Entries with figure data
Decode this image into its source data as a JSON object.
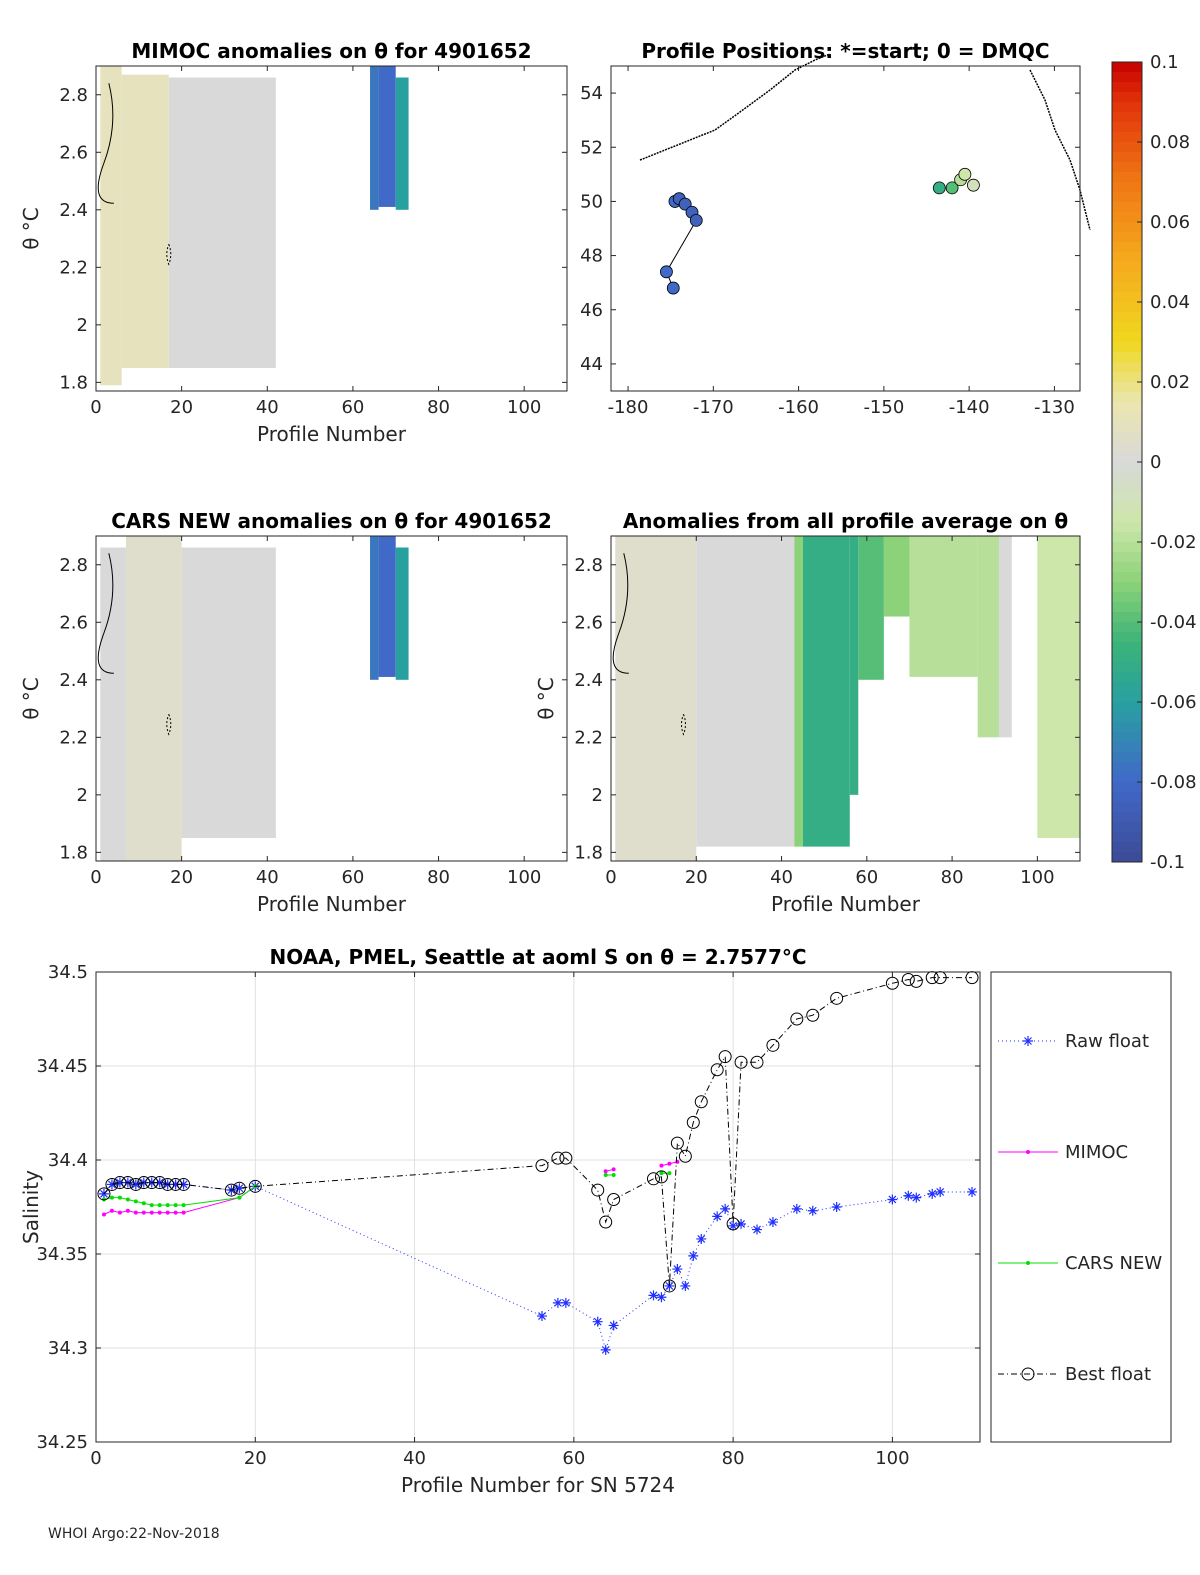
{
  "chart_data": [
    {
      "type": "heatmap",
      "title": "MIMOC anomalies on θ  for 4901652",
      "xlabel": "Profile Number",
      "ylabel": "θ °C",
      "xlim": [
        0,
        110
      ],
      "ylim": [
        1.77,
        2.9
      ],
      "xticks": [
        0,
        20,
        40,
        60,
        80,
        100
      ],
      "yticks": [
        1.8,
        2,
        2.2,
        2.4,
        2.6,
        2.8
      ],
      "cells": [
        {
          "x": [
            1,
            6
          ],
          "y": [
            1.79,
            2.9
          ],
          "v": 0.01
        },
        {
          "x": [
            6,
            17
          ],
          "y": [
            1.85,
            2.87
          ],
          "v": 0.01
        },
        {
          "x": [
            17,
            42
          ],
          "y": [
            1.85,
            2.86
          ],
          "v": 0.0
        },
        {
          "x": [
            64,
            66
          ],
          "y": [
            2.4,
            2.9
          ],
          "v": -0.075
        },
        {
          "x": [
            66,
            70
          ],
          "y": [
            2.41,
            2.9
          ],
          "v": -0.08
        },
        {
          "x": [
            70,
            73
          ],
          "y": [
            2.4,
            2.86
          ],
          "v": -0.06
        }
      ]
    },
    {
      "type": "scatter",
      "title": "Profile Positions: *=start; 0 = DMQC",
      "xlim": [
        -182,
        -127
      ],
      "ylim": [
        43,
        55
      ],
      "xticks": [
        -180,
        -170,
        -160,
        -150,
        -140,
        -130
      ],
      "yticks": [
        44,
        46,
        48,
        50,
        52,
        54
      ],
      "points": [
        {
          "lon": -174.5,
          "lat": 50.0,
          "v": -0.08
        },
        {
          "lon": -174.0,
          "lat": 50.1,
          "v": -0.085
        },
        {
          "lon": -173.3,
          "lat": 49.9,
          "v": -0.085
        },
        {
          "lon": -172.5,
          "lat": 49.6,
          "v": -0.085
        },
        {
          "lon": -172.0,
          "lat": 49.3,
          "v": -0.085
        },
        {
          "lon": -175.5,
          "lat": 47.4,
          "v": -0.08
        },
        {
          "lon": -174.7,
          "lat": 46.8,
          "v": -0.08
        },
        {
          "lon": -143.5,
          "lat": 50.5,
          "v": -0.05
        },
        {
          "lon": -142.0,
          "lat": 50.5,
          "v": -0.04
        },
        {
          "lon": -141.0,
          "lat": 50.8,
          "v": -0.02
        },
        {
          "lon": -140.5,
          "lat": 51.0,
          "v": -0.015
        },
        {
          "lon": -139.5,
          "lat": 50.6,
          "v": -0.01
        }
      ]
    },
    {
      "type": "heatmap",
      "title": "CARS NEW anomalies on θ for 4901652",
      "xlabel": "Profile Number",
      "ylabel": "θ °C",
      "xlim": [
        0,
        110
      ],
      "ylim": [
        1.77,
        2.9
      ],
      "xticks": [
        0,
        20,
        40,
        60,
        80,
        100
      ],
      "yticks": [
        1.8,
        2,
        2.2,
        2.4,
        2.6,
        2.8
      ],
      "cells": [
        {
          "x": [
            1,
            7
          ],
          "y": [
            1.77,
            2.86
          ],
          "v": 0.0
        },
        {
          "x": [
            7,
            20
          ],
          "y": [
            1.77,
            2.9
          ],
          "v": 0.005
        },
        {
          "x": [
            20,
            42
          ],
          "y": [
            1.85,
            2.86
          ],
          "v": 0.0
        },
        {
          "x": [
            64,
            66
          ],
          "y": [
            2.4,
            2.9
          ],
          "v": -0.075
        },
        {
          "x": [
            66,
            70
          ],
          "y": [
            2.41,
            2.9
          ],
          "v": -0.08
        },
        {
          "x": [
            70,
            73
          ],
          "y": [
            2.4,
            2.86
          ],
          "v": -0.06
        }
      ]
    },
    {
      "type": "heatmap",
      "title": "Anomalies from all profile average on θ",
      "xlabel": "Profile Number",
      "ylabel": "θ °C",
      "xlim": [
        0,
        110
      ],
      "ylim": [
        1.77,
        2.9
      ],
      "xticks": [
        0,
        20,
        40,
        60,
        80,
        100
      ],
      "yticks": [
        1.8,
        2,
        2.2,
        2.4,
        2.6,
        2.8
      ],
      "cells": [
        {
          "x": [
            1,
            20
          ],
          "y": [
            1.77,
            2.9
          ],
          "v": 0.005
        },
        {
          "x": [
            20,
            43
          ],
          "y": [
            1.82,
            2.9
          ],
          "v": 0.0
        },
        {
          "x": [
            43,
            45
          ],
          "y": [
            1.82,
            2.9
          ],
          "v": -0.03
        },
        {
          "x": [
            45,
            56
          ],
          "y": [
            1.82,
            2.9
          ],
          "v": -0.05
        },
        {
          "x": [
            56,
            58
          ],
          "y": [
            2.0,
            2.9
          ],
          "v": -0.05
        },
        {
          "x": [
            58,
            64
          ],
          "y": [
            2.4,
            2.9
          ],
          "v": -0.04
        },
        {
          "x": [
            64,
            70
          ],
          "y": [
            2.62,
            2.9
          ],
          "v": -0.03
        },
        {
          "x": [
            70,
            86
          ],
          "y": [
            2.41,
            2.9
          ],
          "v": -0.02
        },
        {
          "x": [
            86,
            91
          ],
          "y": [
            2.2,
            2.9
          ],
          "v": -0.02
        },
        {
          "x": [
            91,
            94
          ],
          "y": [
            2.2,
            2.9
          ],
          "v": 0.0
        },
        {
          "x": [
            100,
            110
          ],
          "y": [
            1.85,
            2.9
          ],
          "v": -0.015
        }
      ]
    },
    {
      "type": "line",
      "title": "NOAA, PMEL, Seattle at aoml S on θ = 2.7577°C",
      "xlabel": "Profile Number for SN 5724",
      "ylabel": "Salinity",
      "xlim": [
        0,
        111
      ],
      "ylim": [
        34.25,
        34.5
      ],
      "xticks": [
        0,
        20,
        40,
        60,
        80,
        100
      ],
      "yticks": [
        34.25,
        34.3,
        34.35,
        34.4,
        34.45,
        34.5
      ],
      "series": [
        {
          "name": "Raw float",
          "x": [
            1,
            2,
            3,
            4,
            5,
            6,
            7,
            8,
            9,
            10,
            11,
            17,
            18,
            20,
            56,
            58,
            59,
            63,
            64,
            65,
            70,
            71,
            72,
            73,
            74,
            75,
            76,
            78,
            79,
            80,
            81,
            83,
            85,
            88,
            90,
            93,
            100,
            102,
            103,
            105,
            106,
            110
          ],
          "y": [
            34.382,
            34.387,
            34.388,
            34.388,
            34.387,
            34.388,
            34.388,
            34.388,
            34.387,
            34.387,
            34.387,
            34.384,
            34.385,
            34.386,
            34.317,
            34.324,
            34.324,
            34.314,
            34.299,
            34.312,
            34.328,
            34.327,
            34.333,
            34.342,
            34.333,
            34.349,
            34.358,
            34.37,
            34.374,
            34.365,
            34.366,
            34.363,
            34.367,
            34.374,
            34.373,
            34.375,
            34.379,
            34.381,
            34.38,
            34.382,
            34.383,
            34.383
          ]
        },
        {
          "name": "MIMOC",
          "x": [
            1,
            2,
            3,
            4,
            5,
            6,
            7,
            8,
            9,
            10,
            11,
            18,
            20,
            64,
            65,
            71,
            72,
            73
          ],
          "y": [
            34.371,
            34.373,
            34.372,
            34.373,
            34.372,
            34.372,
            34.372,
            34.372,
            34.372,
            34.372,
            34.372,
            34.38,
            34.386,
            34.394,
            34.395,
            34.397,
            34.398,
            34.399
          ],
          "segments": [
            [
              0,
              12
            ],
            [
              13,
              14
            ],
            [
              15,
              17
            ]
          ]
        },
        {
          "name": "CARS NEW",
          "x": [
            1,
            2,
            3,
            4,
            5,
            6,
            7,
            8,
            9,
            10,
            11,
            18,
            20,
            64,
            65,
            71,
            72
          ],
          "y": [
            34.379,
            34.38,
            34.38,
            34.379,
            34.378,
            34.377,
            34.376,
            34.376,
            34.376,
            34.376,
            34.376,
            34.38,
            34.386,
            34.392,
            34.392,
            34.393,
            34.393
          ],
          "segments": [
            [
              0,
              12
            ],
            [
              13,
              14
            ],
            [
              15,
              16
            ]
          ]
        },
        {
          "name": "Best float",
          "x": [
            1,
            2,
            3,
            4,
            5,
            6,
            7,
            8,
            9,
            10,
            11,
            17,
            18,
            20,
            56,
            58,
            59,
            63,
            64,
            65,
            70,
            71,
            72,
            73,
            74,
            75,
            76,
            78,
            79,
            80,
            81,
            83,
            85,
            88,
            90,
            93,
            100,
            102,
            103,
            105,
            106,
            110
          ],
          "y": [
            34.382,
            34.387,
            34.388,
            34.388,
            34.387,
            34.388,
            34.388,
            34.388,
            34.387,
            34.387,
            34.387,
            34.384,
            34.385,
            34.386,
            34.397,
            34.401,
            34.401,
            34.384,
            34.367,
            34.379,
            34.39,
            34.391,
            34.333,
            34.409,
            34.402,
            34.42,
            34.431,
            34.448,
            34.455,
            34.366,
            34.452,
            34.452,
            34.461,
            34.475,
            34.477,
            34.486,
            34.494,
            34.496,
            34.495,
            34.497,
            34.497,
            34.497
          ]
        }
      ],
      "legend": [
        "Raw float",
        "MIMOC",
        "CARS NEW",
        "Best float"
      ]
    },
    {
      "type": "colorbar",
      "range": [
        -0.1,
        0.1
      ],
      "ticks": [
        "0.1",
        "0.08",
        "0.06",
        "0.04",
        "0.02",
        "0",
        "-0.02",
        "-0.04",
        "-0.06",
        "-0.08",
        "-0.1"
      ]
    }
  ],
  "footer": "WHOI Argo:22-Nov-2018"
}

» WHAT IS REQUIRED: Your answer should be a single number: the count of lines in the material above that contain "MIMOC".

» COMPLETE OUTPUT: 3